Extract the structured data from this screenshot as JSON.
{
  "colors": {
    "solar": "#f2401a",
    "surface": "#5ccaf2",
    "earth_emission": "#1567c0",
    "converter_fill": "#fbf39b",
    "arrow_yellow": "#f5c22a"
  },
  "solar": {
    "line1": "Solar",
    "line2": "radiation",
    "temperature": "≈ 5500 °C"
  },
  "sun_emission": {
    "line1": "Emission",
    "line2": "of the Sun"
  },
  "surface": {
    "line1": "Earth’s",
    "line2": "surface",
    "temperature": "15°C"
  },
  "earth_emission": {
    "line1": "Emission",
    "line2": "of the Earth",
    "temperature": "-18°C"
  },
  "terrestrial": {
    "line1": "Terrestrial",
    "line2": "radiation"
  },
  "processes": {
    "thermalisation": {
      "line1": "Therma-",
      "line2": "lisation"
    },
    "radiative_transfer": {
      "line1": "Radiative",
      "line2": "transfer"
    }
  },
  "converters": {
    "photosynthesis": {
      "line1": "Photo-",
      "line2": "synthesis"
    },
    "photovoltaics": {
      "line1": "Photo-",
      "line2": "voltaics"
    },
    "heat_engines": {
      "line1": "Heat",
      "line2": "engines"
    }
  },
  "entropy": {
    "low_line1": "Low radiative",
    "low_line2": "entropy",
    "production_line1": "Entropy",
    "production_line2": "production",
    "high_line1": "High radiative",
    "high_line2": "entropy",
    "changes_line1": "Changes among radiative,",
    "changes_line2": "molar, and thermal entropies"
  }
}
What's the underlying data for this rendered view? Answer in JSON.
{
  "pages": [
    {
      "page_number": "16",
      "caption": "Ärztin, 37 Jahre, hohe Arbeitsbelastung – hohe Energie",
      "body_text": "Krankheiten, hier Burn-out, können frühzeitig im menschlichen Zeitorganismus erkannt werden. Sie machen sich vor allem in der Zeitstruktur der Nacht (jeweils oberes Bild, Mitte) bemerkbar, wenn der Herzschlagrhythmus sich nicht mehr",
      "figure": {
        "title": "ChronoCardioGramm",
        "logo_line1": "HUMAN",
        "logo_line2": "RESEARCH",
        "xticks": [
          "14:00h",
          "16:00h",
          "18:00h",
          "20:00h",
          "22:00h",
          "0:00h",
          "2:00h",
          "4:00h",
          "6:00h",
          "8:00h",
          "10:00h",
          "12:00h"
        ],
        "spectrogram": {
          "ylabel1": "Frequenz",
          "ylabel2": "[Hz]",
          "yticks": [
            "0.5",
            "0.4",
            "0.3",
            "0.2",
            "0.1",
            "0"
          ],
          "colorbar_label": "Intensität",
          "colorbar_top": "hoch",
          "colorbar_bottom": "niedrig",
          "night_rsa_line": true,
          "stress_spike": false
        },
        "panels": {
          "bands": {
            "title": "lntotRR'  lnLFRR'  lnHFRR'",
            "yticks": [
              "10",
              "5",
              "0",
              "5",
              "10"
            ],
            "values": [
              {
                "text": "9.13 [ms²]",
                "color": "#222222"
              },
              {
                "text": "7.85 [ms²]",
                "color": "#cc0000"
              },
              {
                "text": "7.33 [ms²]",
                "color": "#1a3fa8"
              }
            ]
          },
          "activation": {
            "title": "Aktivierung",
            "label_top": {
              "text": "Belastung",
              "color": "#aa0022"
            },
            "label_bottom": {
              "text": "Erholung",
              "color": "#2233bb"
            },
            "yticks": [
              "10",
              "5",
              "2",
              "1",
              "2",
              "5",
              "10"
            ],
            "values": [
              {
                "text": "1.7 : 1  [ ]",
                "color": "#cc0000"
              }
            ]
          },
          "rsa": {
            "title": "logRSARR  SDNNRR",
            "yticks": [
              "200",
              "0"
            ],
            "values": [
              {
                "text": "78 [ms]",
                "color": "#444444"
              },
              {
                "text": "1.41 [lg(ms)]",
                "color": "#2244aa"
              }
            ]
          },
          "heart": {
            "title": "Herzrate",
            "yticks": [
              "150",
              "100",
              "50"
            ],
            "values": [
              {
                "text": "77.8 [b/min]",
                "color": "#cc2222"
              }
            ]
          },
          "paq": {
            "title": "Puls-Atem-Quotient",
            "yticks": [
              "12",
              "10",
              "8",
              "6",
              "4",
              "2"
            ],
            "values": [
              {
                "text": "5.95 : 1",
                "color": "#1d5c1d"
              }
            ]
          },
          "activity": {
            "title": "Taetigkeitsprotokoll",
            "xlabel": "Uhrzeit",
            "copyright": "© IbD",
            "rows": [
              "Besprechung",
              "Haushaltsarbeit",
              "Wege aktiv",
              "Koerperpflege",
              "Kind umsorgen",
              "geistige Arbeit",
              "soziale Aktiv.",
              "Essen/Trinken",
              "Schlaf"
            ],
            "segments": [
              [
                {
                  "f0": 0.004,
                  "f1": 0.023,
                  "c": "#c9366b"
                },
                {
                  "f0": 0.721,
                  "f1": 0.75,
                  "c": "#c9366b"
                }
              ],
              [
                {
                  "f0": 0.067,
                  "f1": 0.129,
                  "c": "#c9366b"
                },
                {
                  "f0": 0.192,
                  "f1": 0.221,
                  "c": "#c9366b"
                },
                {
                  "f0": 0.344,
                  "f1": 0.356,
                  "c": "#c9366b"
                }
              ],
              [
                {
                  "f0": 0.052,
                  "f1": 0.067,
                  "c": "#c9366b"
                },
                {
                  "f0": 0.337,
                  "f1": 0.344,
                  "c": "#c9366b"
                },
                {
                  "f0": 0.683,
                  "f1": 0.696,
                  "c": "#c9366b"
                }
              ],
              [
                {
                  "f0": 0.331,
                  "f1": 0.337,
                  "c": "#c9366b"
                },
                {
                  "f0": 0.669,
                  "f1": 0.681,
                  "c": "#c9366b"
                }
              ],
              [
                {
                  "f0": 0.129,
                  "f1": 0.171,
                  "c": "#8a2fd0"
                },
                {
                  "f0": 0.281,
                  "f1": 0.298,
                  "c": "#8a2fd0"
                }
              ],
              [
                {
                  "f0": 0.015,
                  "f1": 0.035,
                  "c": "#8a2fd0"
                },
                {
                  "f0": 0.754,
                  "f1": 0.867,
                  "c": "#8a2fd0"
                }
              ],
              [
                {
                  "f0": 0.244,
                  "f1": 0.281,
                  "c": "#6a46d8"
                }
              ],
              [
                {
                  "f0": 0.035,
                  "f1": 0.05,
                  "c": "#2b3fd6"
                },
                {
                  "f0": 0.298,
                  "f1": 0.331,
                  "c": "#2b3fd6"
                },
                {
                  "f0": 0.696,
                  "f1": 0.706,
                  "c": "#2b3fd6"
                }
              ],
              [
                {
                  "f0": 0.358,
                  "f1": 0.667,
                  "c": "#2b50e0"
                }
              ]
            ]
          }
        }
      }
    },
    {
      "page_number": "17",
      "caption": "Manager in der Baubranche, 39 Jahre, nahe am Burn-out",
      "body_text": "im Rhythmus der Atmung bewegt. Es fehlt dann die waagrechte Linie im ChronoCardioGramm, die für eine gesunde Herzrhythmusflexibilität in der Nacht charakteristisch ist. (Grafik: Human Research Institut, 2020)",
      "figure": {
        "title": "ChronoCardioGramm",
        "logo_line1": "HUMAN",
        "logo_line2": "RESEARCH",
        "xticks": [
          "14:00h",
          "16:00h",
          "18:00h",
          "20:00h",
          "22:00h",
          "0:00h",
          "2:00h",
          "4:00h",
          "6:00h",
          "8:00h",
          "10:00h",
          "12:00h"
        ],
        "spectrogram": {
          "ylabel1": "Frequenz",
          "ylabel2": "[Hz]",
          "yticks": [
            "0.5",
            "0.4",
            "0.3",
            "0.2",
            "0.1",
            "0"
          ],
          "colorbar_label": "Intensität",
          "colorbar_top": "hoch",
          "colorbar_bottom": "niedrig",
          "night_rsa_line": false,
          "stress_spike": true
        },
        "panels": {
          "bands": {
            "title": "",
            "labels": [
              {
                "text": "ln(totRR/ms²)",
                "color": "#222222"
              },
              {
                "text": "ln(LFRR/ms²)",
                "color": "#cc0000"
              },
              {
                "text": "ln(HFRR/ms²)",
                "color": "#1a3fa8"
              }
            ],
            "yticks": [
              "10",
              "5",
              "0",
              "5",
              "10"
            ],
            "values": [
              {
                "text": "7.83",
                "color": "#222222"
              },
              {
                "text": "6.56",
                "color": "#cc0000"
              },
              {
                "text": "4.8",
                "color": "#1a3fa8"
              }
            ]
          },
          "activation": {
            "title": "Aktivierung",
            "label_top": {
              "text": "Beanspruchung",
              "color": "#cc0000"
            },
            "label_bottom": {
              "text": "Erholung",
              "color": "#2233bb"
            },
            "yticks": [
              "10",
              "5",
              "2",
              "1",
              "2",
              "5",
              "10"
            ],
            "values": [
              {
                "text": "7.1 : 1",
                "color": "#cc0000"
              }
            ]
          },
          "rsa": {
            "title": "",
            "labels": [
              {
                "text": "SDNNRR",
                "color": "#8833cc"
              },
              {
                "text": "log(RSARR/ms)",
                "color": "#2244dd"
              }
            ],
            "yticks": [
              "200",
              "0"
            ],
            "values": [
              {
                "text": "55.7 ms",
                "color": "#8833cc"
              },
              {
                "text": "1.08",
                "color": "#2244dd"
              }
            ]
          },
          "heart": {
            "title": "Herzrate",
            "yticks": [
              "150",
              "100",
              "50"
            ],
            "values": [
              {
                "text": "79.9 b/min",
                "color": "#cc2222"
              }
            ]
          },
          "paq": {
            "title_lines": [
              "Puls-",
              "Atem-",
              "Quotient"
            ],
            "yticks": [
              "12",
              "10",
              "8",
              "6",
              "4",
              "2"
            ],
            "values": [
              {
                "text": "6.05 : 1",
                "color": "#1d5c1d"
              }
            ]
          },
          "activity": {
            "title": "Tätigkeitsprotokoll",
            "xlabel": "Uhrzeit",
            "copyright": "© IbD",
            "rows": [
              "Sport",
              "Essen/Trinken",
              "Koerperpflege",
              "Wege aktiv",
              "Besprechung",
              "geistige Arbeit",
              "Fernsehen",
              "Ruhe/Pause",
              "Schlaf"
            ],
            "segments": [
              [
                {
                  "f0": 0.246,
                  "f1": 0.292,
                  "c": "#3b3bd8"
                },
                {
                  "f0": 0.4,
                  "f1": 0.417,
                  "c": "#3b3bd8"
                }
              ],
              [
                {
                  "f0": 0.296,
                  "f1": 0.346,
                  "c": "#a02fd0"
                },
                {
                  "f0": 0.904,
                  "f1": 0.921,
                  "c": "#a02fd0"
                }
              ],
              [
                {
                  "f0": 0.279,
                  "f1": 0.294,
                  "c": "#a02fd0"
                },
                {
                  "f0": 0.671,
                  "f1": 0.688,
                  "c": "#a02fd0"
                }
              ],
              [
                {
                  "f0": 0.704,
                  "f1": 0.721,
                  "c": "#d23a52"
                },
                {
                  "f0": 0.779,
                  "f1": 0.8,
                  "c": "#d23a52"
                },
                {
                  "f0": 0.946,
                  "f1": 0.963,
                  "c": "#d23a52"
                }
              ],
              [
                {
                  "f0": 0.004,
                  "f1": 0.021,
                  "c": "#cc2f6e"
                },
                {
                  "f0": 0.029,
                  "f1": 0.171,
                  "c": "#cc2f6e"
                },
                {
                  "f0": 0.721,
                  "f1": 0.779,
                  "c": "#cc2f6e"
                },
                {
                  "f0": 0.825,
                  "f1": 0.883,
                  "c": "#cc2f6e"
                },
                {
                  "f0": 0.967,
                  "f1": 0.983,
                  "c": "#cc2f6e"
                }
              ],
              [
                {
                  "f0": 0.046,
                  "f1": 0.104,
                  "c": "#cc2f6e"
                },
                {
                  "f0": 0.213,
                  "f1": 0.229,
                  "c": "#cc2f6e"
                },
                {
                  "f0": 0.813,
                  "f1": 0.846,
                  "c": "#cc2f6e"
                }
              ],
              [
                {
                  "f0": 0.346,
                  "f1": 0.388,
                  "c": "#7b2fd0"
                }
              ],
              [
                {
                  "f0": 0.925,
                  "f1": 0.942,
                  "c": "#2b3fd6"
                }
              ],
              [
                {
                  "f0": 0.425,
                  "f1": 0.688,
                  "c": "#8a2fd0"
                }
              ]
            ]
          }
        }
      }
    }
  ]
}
--------
* To be done
Above are the records. Identify each line that contains the word "Nacht".

* Finished task
      "body_text": "Krankheiten, hier Burn-out, können frühzeitig im menschlichen Zeitorganismus erkannt werden. Sie machen sich vor allem in der Zeitstruktur der Nacht (jeweils oberes Bild, Mitte) bemerkbar, wenn der Herzschlagrhythmus sich nicht mehr",
      "body_text": "im Rhythmus der Atmung bewegt. Es fehlt dann die waagrechte Linie im ChronoCardioGramm, die für eine gesunde Herzrhythmusflexibilität in der Nacht charakteristisch ist. (Grafik: Human Research Institut, 2020)",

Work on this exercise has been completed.